→ **STATED PROBLEM**
Repeat each record exactly. Any picture gets left out.
================================
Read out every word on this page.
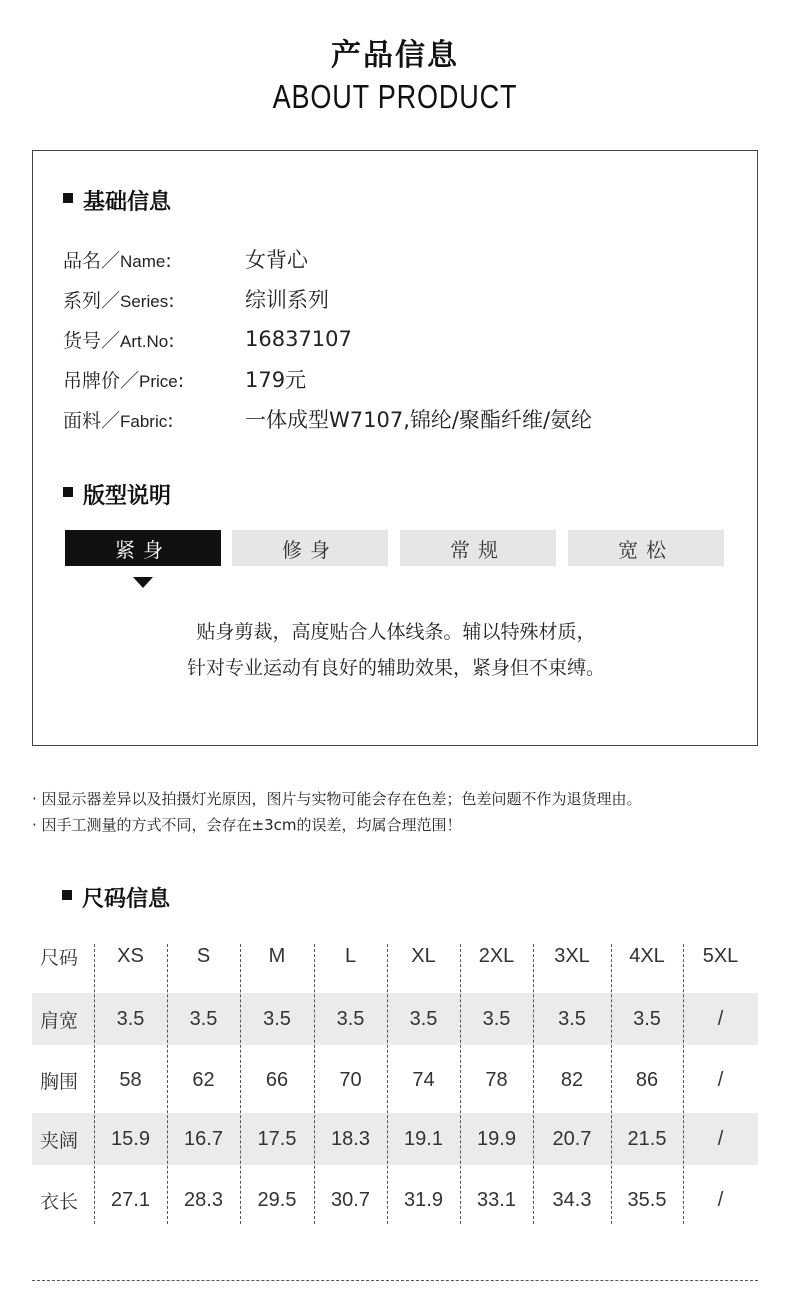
产品信息
ABOUT PRODUCT
基础信息
品名／Name:	女背心
系列／Series:	综训系列
货号／Art.No:	16837107
吊牌价／Price:	179元
面料／Fabric:	一体成型W7107,锦纶/聚酯纤维/氨纶
版型说明
紧身	修身	常规	宽松
贴身剪裁，高度贴合人体线条。辅以特殊材质，
针对专业运动有良好的辅助效果，紧身但不束缚。
· 因显示器差异以及拍摄灯光原因，图片与实物可能会存在色差；色差问题不作为退货理由。
· 因手工测量的方式不同，会存在±3cm的误差，均属合理范围！
尺码信息
尺码	XS	S	M	L	XL	2XL	3XL	4XL	5XL
肩宽	3.5	3.5	3.5	3.5	3.5	3.5	3.5	3.5	/
胸围	58	62	66	70	74	78	82	86	/
夹阔	15.9	16.7	17.5	18.3	19.1	19.9	20.7	21.5	/
衣长	27.1	28.3	29.5	30.7	31.9	33.1	34.3	35.5	/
================================
→ **RESPONSE TO THE TASK**
Read out every word on this page.
产品信息
ABOUT PRODUCT
基础信息
品名／Name:	女背心
系列／Series:	综训系列
货号／Art.No:	16837107
吊牌价／Price:	179元
面料／Fabric:	一体成型W7107,锦纶/聚酯纤维/氨纶
版型说明
紧身	修身	常规	宽松
贴身剪裁，高度贴合人体线条。辅以特殊材质，
针对专业运动有良好的辅助效果，紧身但不束缚。
· 因显示器差异以及拍摄灯光原因，图片与实物可能会存在色差；色差问题不作为退货理由。
· 因手工测量的方式不同，会存在±3cm的误差，均属合理范围！
尺码信息
尺码	XS	S	M	L	XL	2XL	3XL	4XL	5XL
肩宽	3.5	3.5	3.5	3.5	3.5	3.5	3.5	3.5	/
胸围	58	62	66	70	74	78	82	86	/
夹阔	15.9	16.7	17.5	18.3	19.1	19.9	20.7	21.5	/
衣长	27.1	28.3	29.5	30.7	31.9	33.1	34.3	35.5	/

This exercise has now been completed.